◆ **Instructions for the task**:
Output the entries exactly.

◆ **Records to use**:

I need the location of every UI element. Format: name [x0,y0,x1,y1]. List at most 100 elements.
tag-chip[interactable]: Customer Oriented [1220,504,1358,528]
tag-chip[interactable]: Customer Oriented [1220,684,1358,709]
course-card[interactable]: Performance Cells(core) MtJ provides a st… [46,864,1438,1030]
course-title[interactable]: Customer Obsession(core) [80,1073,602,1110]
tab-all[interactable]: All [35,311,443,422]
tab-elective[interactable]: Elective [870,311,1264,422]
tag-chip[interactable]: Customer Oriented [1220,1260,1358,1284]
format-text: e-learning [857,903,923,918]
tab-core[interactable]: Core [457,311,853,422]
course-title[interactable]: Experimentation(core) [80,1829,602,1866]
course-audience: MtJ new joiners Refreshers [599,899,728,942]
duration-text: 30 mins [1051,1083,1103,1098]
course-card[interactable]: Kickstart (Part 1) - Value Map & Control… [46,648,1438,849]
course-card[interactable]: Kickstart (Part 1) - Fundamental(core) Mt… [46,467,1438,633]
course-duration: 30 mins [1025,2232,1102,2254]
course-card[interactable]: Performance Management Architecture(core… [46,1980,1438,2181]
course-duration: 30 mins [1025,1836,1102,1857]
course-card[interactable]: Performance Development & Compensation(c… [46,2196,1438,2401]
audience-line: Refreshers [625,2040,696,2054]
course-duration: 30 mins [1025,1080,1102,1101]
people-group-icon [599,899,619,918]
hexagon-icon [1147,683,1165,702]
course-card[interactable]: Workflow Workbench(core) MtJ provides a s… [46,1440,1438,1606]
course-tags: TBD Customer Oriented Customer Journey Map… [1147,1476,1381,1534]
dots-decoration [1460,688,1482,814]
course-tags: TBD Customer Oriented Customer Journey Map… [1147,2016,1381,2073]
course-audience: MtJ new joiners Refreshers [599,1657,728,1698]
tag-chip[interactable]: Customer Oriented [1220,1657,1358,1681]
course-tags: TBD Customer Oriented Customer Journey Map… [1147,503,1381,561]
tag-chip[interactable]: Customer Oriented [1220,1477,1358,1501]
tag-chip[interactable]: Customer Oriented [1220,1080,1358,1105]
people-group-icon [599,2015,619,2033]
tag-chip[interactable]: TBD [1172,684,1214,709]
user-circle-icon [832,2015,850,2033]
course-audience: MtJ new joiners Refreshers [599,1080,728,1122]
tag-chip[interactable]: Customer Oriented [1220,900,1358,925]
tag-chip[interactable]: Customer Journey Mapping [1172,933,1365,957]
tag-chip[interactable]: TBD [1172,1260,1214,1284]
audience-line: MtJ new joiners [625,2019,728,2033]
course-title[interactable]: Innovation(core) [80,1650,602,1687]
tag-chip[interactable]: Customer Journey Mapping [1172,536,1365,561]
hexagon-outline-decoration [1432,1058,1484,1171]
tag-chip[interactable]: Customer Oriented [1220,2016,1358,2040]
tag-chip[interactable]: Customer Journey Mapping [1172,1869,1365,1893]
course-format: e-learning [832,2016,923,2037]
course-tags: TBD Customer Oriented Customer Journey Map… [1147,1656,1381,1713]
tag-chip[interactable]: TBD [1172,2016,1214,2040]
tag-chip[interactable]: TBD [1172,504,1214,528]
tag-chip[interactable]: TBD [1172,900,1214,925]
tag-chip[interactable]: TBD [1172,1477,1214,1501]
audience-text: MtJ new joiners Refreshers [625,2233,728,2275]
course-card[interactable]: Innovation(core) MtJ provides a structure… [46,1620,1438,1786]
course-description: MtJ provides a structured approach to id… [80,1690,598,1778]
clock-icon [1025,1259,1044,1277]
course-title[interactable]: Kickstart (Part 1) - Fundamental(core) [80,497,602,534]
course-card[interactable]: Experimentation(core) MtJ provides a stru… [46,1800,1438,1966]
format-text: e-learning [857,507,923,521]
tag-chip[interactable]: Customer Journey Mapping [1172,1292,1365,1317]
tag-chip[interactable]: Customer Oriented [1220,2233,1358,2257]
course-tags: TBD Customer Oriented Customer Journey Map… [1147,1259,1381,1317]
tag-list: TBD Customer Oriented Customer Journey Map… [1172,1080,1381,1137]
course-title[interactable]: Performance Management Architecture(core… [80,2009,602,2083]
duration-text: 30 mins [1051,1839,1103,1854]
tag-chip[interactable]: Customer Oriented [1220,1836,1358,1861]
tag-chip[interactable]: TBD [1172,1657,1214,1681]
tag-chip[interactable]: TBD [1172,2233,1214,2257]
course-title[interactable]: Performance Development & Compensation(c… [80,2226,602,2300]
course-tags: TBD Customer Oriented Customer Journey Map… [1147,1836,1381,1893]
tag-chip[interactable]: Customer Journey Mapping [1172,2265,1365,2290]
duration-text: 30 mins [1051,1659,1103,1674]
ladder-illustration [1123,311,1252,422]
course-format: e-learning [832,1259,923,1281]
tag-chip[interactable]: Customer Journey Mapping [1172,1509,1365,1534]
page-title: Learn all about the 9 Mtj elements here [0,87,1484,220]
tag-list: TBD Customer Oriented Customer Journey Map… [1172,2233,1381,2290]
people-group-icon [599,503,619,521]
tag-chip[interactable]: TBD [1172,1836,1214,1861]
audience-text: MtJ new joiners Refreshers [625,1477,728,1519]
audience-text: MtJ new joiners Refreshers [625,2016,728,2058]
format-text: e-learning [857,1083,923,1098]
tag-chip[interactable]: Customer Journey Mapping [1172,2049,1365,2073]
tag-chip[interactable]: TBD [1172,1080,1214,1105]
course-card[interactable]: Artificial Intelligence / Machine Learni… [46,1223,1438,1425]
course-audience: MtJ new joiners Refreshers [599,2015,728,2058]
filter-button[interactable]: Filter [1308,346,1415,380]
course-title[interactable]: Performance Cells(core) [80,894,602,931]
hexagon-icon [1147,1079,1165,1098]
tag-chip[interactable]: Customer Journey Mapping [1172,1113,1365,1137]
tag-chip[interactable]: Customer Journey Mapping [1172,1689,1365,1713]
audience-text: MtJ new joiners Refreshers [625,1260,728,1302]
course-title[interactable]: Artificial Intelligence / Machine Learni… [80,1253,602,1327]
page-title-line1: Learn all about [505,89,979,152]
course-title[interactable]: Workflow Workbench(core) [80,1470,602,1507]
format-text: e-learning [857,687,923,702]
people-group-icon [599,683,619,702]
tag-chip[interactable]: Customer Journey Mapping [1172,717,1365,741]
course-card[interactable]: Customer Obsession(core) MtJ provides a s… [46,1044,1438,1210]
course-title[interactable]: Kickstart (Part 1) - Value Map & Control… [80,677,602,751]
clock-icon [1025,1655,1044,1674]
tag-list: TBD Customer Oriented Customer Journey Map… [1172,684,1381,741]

◆ **Your response**:
I need the location of every UI element. Format: name [x0,y0,x1,y1]. List at most 100 elements.
tag-chip[interactable]: Customer Oriented [1220,504,1358,528]
tag-chip[interactable]: Customer Oriented [1220,684,1358,709]
course-card[interactable]: Performance Cells(core) MtJ provides a st… [46,864,1438,1030]
course-title[interactable]: Customer Obsession(core) [80,1073,602,1110]
tab-all[interactable]: All [35,311,443,422]
tab-elective[interactable]: Elective [870,311,1264,422]
tag-chip[interactable]: Customer Oriented [1220,1260,1358,1284]
format-text: e-learning [857,903,923,918]
tab-core[interactable]: Core [457,311,853,422]
course-title[interactable]: Experimentation(core) [80,1829,602,1866]
course-audience: MtJ new joiners Refreshers [599,899,728,942]
duration-text: 30 mins [1051,1083,1103,1098]
course-card[interactable]: Kickstart (Part 1) - Value Map & Control… [46,648,1438,849]
course-card[interactable]: Kickstart (Part 1) - Fundamental(core) Mt… [46,467,1438,633]
course-duration: 30 mins [1025,2232,1102,2254]
course-card[interactable]: Performance Management Architecture(core… [46,1980,1438,2181]
course-duration: 30 mins [1025,1836,1102,1857]
course-card[interactable]: Performance Development & Compensation(c… [46,2196,1438,2401]
audience-line: Refreshers [625,2040,696,2054]
course-duration: 30 mins [1025,1080,1102,1101]
people-group-icon [599,899,619,918]
hexagon-icon [1147,683,1165,702]
course-card[interactable]: Workflow Workbench(core) MtJ provides a s… [46,1440,1438,1606]
course-tags: TBD Customer Oriented Customer Journey Map… [1147,1476,1381,1534]
dots-decoration [1460,688,1482,814]
course-tags: TBD Customer Oriented Customer Journey Map… [1147,2016,1381,2073]
course-audience: MtJ new joiners Refreshers [599,1657,728,1698]
tag-chip[interactable]: Customer Oriented [1220,1657,1358,1681]
course-tags: TBD Customer Oriented Customer Journey Map… [1147,503,1381,561]
tag-chip[interactable]: Customer Oriented [1220,1477,1358,1501]
tag-chip[interactable]: Customer Oriented [1220,1080,1358,1105]
people-group-icon [599,2015,619,2033]
tag-chip[interactable]: TBD [1172,684,1214,709]
user-circle-icon [832,2015,850,2033]
course-audience: MtJ new joiners Refreshers [599,1080,728,1122]
tag-chip[interactable]: Customer Oriented [1220,900,1358,925]
tag-chip[interactable]: Customer Journey Mapping [1172,933,1365,957]
tag-chip[interactable]: TBD [1172,1260,1214,1284]
audience-line: MtJ new joiners [625,2019,728,2033]
course-title[interactable]: Innovation(core) [80,1650,602,1687]
tag-chip[interactable]: Customer Journey Mapping [1172,536,1365,561]
hexagon-outline-decoration [1432,1058,1484,1171]
tag-chip[interactable]: Customer Oriented [1220,2016,1358,2040]
tag-chip[interactable]: Customer Journey Mapping [1172,1869,1365,1893]
course-format: e-learning [832,2016,923,2037]
course-tags: TBD Customer Oriented Customer Journey Map… [1147,1656,1381,1713]
tag-chip[interactable]: TBD [1172,2016,1214,2040]
tag-chip[interactable]: TBD [1172,504,1214,528]
tag-chip[interactable]: TBD [1172,900,1214,925]
tag-chip[interactable]: TBD [1172,1477,1214,1501]
audience-text: MtJ new joiners Refreshers [625,2233,728,2275]
course-card[interactable]: Innovation(core) MtJ provides a structure… [46,1620,1438,1786]
course-description: MtJ provides a structured approach to id… [80,1690,598,1778]
clock-icon [1025,1259,1044,1277]
course-title[interactable]: Kickstart (Part 1) - Fundamental(core) [80,497,602,534]
course-card[interactable]: Experimentation(core) MtJ provides a stru… [46,1800,1438,1966]
format-text: e-learning [857,507,923,521]
tag-chip[interactable]: Customer Journey Mapping [1172,1292,1365,1317]
tag-chip[interactable]: Customer Oriented [1220,2233,1358,2257]
course-tags: TBD Customer Oriented Customer Journey Map… [1147,1259,1381,1317]
tag-list: TBD Customer Oriented Customer Journey Map… [1172,1080,1381,1137]
course-title[interactable]: Performance Management Architecture(core… [80,2009,602,2083]
duration-text: 30 mins [1051,1839,1103,1854]
tag-chip[interactable]: Customer Oriented [1220,1836,1358,1861]
tag-chip[interactable]: TBD [1172,1657,1214,1681]
tag-chip[interactable]: TBD [1172,2233,1214,2257]
course-title[interactable]: Performance Development & Compensation(c… [80,2226,602,2300]
course-tags: TBD Customer Oriented Customer Journey Map… [1147,1836,1381,1893]
tag-chip[interactable]: Customer Journey Mapping [1172,2265,1365,2290]
duration-text: 30 mins [1051,1659,1103,1674]
ladder-illustration [1123,311,1252,422]
course-format: e-learning [832,1259,923,1281]
tag-chip[interactable]: Customer Journey Mapping [1172,1509,1365,1534]
page-title: Learn all about the 9 Mtj elements here [0,87,1484,220]
tag-list: TBD Customer Oriented Customer Journey Map… [1172,2233,1381,2290]
people-group-icon [599,503,619,521]
tag-chip[interactable]: TBD [1172,1836,1214,1861]
audience-text: MtJ new joiners Refreshers [625,1477,728,1519]
audience-text: MtJ new joiners Refreshers [625,2016,728,2058]
format-text: e-learning [857,1083,923,1098]
tag-chip[interactable]: Customer Journey Mapping [1172,2049,1365,2073]
tag-chip[interactable]: TBD [1172,1080,1214,1105]
course-card[interactable]: Artificial Intelligence / Machine Learni… [46,1223,1438,1425]
course-audience: MtJ new joiners Refreshers [599,2015,728,2058]
filter-button[interactable]: Filter [1308,346,1415,380]
course-title[interactable]: Performance Cells(core) [80,894,602,931]
hexagon-icon [1147,1079,1165,1098]
tag-chip[interactable]: Customer Journey Mapping [1172,1113,1365,1137]
tag-chip[interactable]: Customer Journey Mapping [1172,1689,1365,1713]
audience-text: MtJ new joiners Refreshers [625,1260,728,1302]
course-title[interactable]: Artificial Intelligence / Machine Learni… [80,1253,602,1327]
page-title-line1: Learn all about [505,89,979,152]
course-title[interactable]: Workflow Workbench(core) [80,1470,602,1507]
format-text: e-learning [857,687,923,702]
people-group-icon [599,683,619,702]
tag-chip[interactable]: Customer Journey Mapping [1172,717,1365,741]
course-card[interactable]: Customer Obsession(core) MtJ provides a s… [46,1044,1438,1210]
course-title[interactable]: Kickstart (Part 1) - Value Map & Control… [80,677,602,751]
clock-icon [1025,1655,1044,1674]
tag-list: TBD Customer Oriented Customer Journey Map… [1172,684,1381,741]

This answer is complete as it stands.